- [TASK BRIEF]
Collect every row below that contains the word "text", and copy each of those rows in full.

- [DATA FOR THIS EXERCISE]
━━━━━━━━

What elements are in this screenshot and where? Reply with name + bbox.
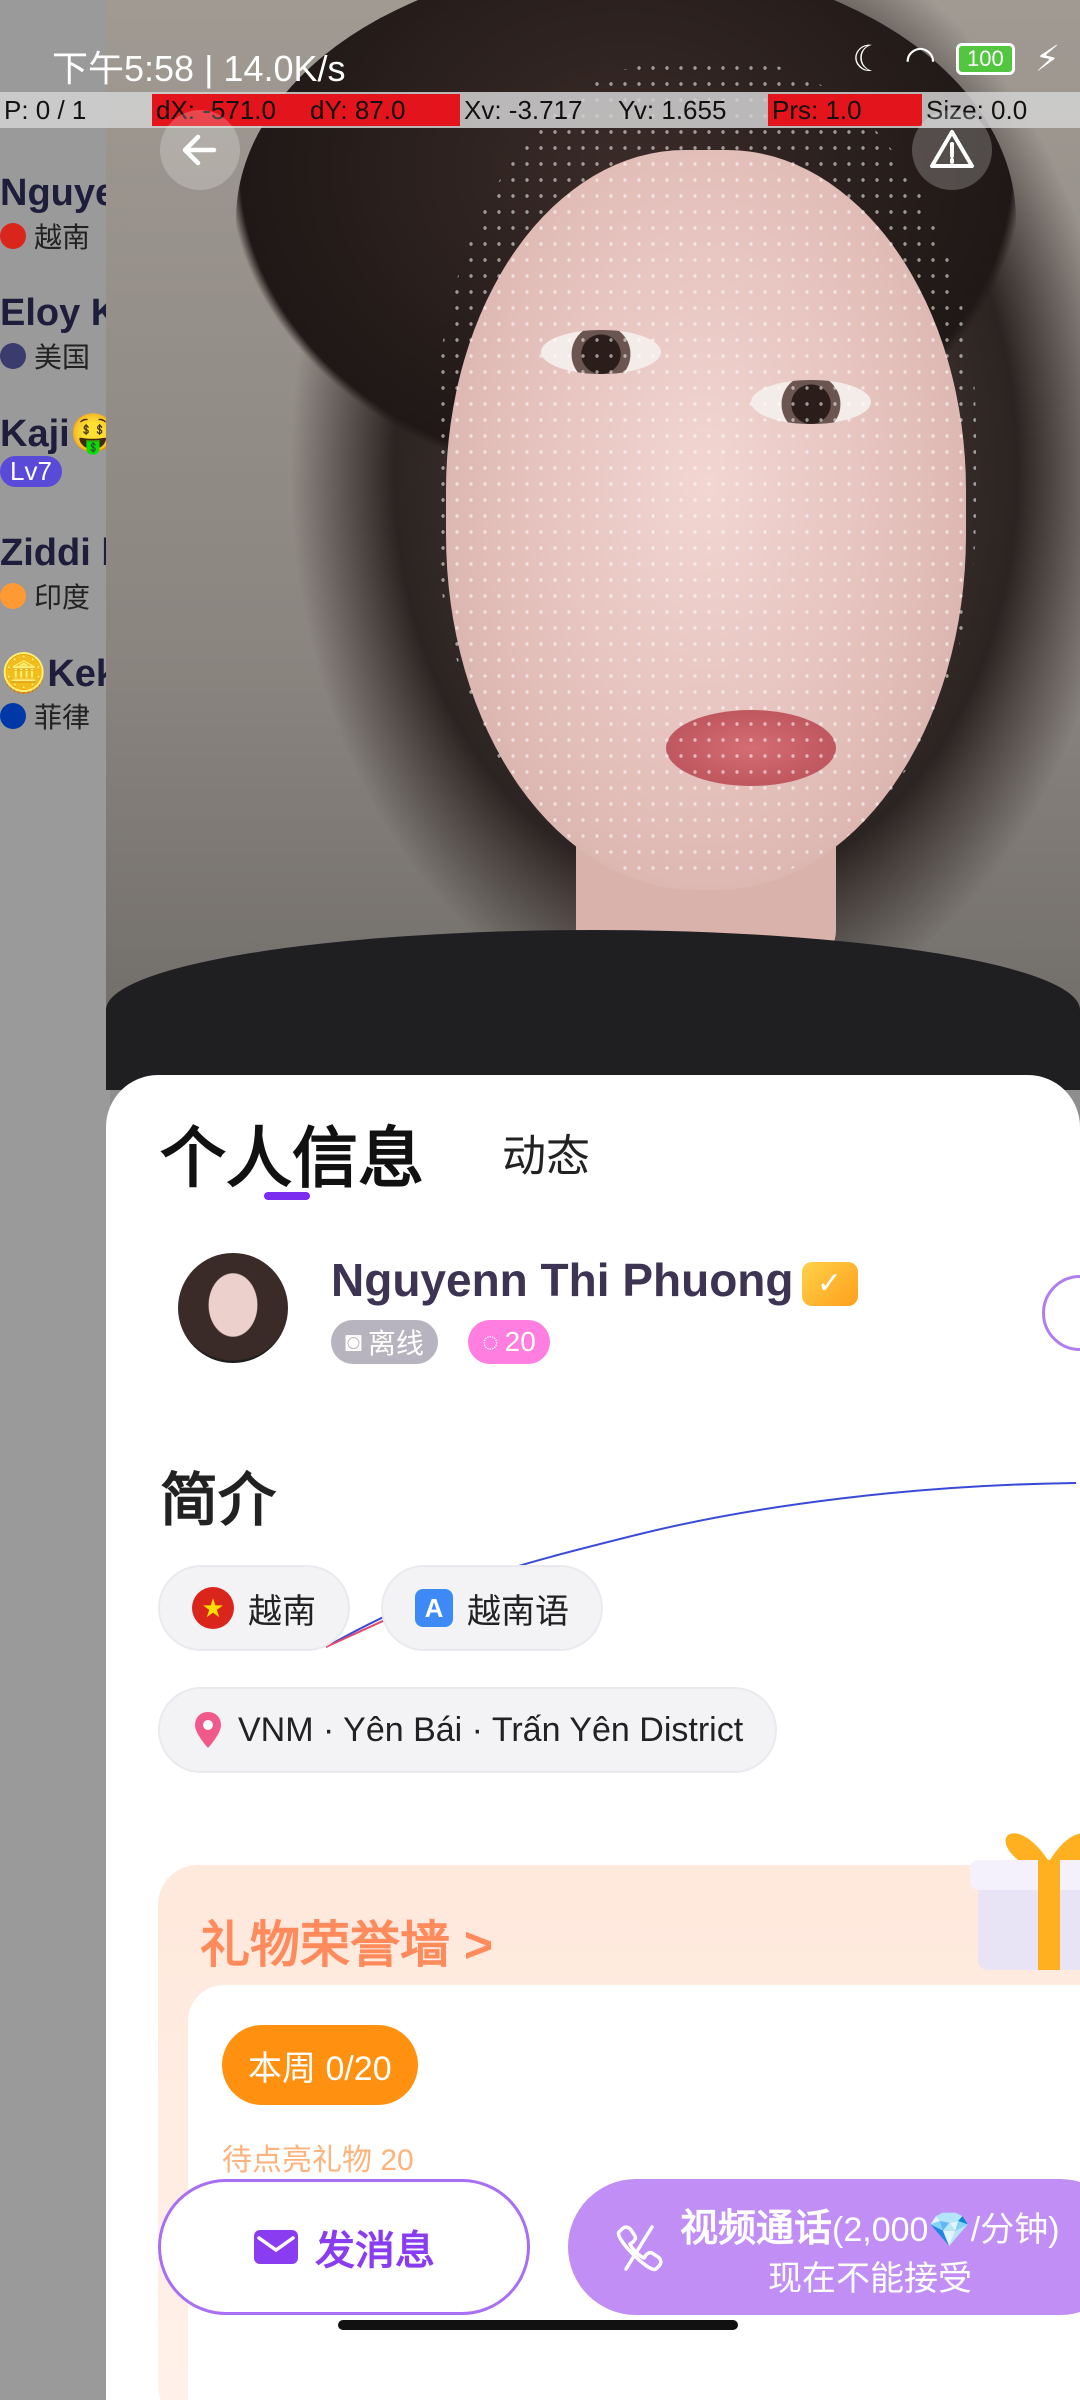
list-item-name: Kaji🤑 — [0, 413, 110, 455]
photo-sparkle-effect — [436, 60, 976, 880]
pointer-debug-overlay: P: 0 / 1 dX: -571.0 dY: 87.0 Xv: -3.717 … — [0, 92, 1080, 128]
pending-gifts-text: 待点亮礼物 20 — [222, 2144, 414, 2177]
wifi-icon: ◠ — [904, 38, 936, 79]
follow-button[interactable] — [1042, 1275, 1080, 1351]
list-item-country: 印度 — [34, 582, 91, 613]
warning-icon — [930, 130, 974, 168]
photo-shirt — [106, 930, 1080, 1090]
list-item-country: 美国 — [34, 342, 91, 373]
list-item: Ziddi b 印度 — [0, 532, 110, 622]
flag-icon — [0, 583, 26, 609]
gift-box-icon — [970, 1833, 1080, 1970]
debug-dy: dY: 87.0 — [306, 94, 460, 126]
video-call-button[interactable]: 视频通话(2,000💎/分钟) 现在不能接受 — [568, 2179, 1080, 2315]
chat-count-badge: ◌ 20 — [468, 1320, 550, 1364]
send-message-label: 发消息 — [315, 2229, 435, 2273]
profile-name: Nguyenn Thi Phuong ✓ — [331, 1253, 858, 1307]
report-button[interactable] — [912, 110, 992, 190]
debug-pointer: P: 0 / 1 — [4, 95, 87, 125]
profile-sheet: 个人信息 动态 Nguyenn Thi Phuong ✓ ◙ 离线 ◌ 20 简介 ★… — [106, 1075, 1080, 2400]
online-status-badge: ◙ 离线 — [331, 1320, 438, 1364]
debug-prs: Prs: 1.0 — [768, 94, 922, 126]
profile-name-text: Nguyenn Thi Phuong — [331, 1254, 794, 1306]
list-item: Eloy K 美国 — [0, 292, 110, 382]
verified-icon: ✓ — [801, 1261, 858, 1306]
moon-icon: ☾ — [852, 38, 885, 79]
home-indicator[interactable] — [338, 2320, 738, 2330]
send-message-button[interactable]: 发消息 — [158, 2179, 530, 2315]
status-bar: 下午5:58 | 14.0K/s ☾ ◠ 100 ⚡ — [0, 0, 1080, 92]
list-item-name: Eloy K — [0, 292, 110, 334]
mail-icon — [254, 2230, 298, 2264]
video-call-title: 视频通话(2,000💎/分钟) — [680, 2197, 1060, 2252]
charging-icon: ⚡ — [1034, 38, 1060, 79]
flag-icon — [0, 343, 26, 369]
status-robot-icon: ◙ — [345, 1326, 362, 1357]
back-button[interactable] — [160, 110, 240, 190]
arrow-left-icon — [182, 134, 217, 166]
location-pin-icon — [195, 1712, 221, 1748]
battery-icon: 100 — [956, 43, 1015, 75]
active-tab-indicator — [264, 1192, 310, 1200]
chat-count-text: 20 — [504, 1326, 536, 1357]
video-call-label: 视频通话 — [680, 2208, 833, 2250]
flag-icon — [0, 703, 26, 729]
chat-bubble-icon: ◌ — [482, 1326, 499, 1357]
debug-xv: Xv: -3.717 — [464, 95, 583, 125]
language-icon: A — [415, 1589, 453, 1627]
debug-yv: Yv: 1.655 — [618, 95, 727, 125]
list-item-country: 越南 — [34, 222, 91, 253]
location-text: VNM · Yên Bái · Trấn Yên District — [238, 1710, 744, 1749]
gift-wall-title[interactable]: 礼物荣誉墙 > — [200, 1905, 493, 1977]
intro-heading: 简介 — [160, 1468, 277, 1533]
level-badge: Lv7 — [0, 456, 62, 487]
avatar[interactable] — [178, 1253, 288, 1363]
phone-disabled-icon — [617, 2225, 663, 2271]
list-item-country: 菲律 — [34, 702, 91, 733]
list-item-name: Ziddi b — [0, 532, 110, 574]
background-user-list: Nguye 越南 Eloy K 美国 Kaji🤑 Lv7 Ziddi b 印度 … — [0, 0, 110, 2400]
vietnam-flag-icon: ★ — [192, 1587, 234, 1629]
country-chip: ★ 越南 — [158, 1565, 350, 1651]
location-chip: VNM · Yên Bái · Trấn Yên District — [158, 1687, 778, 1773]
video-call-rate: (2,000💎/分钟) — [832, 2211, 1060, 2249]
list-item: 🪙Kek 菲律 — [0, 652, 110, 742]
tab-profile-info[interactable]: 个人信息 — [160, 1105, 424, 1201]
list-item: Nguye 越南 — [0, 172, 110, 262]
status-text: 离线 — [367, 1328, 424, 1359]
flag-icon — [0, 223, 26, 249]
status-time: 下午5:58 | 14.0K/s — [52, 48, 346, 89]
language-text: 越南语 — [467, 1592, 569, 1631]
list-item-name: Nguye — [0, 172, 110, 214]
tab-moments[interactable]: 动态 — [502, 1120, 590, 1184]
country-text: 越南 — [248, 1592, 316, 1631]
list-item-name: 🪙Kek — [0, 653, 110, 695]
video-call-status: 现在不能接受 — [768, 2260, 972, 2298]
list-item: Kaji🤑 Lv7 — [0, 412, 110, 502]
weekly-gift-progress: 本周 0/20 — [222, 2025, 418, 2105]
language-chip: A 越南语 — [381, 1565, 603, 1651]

━━━━━━━━

- [SOLUTION]
pending-gifts-text: 待点亮礼物 20 — [222, 2144, 414, 2177]
profile-name-text: Nguyenn Thi Phuong — [331, 1254, 794, 1306]
chat-count-text: 20 — [504, 1326, 536, 1357]
location-text: VNM · Yên Bái · Trấn Yên District — [238, 1710, 744, 1749]
status-text: 离线 — [367, 1328, 424, 1359]
language-text: 越南语 — [467, 1592, 569, 1631]
country-text: 越南 — [248, 1592, 316, 1631]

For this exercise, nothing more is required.